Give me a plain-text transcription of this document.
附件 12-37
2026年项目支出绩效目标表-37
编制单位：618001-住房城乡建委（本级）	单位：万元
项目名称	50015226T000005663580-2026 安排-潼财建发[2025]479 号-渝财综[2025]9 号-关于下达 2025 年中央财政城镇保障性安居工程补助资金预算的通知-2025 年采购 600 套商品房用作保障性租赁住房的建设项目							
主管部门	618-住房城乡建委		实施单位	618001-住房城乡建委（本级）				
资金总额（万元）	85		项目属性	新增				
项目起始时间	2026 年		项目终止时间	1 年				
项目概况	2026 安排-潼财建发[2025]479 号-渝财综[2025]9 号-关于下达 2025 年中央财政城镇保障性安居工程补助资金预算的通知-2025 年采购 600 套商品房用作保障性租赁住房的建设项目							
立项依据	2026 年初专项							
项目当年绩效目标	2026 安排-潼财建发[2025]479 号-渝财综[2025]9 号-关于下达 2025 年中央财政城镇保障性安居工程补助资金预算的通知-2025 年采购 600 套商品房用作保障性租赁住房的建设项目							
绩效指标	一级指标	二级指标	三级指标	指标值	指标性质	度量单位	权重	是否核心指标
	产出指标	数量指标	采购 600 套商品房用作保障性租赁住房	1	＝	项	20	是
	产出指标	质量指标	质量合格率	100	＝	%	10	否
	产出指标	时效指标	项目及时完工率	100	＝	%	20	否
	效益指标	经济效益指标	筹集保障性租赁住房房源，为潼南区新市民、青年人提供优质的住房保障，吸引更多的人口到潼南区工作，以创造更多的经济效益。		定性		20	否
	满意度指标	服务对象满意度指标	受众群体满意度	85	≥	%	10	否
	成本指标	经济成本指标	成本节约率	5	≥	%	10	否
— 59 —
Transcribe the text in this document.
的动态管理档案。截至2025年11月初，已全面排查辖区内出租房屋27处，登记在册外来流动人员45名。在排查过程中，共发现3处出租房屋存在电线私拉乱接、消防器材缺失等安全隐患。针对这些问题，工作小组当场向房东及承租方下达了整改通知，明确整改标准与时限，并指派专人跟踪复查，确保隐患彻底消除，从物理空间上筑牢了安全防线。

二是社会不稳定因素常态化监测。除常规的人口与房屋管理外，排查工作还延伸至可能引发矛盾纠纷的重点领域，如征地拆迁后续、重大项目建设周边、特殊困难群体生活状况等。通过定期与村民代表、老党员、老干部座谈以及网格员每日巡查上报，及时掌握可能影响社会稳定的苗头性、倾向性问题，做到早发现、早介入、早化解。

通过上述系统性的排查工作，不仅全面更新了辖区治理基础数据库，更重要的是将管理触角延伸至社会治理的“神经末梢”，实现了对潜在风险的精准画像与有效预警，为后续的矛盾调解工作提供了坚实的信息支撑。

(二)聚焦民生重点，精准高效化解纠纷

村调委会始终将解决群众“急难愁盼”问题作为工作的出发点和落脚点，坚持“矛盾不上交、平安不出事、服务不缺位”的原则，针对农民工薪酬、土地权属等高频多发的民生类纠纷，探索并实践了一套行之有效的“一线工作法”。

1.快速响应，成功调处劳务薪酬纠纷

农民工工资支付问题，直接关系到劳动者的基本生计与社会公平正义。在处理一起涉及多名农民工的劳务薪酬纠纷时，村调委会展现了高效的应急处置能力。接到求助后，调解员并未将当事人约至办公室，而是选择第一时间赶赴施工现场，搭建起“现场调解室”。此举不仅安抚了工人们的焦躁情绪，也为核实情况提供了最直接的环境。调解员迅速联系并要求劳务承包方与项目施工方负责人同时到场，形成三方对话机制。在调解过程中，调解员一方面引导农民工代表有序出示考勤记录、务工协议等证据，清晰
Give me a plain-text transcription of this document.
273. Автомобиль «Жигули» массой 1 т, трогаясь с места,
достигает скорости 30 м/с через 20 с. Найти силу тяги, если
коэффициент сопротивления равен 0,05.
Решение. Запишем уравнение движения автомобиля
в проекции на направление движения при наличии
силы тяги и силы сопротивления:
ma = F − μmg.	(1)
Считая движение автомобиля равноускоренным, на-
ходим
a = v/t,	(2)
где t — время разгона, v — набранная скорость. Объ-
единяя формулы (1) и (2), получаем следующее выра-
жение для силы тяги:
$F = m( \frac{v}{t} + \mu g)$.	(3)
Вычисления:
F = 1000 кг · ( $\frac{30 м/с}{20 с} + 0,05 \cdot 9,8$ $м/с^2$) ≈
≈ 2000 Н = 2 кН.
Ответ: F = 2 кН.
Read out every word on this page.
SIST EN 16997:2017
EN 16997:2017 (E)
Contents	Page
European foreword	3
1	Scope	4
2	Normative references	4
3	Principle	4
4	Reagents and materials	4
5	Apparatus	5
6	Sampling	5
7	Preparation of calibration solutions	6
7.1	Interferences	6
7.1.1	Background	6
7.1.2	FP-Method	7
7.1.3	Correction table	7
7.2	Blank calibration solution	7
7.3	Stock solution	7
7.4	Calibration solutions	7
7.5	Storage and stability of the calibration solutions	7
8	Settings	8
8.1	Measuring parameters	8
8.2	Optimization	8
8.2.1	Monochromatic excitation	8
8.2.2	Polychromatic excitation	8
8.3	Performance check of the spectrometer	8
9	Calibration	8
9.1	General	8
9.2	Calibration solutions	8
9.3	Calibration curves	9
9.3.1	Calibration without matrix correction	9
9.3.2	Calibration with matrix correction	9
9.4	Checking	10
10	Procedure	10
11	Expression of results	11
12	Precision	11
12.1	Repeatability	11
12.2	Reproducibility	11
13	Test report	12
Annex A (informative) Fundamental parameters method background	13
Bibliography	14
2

········

Task directions
Search the material above for "движения". Pull out each line where it shows up.

Reply
Решение. Запишем уравнение движения автомобиля
в проекции на направление движения при наличии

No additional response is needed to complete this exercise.